Collected data entries ::
%%

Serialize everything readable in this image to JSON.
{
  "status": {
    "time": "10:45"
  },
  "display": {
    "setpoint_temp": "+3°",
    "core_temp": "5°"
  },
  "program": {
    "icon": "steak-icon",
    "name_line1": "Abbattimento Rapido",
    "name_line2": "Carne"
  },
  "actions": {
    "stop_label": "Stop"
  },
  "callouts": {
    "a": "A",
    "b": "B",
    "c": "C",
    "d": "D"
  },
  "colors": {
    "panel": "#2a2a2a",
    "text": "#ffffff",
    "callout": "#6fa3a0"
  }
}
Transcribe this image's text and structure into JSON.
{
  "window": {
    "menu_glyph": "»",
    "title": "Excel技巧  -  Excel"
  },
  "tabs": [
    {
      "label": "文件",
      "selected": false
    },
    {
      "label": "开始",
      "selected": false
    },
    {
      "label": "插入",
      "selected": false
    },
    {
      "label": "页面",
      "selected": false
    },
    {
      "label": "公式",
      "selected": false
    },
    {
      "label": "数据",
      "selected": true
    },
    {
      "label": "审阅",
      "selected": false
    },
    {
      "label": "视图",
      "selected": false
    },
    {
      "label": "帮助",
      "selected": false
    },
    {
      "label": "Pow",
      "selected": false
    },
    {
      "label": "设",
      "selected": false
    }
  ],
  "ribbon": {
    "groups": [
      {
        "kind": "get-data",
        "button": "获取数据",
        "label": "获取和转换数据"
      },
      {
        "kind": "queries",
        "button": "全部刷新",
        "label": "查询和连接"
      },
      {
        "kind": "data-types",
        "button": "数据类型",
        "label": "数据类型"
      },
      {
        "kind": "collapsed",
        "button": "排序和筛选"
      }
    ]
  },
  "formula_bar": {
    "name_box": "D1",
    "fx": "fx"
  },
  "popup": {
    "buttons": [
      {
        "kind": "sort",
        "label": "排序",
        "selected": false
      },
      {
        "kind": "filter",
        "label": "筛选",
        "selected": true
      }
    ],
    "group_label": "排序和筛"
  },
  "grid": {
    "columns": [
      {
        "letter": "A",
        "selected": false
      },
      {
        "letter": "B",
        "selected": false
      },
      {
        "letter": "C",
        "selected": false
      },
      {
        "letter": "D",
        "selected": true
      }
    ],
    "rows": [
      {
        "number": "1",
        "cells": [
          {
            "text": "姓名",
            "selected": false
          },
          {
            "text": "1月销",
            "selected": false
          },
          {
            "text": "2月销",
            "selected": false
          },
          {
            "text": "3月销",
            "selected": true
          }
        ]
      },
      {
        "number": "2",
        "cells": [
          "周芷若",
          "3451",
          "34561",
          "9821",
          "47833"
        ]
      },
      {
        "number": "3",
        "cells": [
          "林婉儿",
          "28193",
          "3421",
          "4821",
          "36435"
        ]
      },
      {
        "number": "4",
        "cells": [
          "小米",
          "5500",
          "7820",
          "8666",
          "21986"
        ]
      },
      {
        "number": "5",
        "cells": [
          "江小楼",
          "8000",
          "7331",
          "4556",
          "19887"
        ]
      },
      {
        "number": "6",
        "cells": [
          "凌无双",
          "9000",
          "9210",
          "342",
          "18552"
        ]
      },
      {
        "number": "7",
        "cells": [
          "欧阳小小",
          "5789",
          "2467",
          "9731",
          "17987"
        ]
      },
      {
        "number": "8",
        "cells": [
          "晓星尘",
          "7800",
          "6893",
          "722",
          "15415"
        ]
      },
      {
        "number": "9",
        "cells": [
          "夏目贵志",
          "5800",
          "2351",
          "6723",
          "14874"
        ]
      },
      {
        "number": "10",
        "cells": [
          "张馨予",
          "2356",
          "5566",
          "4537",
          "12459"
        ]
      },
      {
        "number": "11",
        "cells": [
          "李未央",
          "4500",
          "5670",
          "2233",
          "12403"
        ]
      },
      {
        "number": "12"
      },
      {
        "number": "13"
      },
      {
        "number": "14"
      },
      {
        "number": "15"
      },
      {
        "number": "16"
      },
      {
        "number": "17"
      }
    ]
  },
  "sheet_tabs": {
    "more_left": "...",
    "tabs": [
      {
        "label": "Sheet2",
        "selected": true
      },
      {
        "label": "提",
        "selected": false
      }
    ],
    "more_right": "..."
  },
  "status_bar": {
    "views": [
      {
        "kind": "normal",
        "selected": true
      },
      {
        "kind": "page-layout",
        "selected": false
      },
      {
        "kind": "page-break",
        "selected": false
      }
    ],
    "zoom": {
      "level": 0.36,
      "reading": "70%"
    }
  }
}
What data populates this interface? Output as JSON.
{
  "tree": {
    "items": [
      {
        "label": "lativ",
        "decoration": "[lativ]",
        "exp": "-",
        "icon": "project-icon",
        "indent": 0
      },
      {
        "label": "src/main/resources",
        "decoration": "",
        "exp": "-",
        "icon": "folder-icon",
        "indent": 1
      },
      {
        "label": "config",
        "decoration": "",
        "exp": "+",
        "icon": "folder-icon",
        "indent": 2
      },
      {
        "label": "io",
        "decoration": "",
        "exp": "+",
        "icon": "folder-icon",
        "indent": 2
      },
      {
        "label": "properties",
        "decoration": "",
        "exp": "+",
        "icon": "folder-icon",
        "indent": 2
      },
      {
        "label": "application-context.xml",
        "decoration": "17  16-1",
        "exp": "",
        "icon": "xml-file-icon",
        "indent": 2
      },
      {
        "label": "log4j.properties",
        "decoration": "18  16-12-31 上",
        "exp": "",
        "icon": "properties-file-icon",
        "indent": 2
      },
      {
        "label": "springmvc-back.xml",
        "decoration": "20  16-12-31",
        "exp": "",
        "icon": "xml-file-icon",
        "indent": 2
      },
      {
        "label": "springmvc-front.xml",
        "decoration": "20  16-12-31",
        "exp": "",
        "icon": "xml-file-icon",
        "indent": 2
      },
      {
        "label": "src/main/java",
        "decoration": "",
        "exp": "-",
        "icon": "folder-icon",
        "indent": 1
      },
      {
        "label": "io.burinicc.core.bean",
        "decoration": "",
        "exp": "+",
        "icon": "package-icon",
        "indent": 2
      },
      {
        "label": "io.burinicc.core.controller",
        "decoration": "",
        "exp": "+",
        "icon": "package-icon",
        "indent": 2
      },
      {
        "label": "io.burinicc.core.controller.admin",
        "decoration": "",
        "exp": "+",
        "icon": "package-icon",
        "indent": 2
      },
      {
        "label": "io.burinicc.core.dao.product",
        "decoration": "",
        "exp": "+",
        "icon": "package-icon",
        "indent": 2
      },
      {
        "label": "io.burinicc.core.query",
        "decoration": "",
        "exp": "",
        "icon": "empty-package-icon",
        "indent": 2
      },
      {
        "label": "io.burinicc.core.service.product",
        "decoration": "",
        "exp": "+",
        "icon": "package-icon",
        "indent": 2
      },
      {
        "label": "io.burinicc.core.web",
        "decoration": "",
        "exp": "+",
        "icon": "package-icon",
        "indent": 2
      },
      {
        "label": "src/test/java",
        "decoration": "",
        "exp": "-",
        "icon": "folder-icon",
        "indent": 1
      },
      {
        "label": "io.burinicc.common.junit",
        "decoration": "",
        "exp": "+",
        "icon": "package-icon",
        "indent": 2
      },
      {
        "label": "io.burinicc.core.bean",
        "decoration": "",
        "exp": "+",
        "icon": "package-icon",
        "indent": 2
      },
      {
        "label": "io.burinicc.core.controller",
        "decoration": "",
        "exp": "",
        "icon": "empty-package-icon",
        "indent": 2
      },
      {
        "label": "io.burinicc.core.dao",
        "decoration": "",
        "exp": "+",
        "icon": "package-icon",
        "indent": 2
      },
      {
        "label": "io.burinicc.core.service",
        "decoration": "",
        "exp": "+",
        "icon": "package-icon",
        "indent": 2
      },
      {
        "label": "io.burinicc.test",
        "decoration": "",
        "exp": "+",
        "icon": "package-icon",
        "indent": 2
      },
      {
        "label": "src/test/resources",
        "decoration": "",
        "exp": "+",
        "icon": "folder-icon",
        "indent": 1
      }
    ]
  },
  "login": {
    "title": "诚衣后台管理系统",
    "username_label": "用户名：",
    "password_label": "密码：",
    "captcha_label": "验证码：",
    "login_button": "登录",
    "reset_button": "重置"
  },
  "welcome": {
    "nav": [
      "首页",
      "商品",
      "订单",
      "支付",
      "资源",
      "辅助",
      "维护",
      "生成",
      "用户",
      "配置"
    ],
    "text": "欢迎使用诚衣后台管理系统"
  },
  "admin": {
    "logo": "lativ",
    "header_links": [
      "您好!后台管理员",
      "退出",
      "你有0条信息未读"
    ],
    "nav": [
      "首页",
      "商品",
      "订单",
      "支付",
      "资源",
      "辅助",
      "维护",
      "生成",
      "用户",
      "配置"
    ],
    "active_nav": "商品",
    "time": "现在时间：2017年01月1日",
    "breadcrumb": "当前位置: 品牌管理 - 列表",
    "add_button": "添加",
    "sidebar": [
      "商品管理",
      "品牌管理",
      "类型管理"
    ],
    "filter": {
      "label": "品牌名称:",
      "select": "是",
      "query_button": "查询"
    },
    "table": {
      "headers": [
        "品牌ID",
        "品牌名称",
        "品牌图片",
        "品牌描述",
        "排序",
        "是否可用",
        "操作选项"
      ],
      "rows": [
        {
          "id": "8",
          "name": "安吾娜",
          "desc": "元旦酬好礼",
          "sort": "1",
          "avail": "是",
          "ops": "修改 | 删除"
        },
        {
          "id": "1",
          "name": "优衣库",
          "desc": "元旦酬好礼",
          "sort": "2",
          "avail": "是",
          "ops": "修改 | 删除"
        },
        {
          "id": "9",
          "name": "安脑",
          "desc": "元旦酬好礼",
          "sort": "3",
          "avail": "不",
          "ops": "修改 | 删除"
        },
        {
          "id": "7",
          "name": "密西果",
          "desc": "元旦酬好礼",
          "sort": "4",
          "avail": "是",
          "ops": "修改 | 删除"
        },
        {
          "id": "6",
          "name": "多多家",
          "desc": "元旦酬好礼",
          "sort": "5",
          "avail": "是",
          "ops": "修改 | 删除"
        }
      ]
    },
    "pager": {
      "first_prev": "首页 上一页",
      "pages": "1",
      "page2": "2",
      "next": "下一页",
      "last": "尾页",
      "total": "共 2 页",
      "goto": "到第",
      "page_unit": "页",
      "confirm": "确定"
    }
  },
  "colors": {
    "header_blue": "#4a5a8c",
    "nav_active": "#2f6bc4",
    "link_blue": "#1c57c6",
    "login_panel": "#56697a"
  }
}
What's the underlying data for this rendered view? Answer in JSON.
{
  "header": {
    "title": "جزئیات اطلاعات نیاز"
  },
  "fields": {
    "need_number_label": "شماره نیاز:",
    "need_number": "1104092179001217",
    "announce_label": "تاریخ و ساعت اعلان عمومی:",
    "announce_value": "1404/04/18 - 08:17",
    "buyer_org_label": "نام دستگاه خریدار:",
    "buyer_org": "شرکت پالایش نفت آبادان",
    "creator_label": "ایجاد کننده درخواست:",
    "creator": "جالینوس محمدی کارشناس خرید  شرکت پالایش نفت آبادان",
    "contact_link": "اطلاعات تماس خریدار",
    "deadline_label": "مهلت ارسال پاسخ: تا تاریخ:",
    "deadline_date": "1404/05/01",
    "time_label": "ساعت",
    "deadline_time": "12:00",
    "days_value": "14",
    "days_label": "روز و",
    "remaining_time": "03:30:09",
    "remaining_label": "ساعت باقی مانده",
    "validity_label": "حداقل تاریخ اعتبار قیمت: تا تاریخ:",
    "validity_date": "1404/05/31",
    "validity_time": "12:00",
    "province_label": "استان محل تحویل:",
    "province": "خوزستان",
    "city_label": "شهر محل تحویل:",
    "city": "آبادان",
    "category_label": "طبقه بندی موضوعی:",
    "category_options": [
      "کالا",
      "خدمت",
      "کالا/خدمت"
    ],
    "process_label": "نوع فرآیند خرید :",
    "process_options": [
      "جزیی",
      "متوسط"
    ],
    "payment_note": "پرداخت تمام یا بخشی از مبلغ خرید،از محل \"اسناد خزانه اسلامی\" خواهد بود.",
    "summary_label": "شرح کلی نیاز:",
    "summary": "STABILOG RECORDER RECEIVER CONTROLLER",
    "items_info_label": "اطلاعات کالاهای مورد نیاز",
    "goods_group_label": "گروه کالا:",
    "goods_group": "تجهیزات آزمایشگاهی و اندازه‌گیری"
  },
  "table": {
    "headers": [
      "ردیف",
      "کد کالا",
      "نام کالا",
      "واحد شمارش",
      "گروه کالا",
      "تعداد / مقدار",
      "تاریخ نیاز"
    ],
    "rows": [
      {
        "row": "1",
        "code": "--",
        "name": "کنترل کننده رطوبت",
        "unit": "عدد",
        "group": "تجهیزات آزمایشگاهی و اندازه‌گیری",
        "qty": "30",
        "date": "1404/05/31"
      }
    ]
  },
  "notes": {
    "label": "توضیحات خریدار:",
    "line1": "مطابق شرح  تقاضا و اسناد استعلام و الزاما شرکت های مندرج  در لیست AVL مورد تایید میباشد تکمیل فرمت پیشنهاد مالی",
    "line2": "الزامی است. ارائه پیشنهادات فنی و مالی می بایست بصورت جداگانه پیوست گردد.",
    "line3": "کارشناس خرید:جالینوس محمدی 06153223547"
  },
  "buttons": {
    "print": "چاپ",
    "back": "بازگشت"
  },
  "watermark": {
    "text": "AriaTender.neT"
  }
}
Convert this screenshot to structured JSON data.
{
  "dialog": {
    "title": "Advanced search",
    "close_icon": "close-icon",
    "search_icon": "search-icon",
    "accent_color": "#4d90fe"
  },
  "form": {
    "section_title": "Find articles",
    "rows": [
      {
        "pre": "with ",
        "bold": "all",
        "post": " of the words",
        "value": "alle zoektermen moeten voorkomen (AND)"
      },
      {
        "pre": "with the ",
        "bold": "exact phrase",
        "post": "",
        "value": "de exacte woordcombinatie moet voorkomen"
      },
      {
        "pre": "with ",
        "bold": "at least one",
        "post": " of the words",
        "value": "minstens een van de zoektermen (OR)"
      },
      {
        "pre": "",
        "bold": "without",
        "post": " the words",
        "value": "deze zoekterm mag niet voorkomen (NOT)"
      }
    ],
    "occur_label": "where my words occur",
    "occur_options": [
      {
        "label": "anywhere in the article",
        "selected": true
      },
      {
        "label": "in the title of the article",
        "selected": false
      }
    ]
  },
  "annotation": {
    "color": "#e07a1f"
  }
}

%%

Your task ::
The required output is the number of lines containing the word "جالینوس", and nothing besides.

Written reply ::
2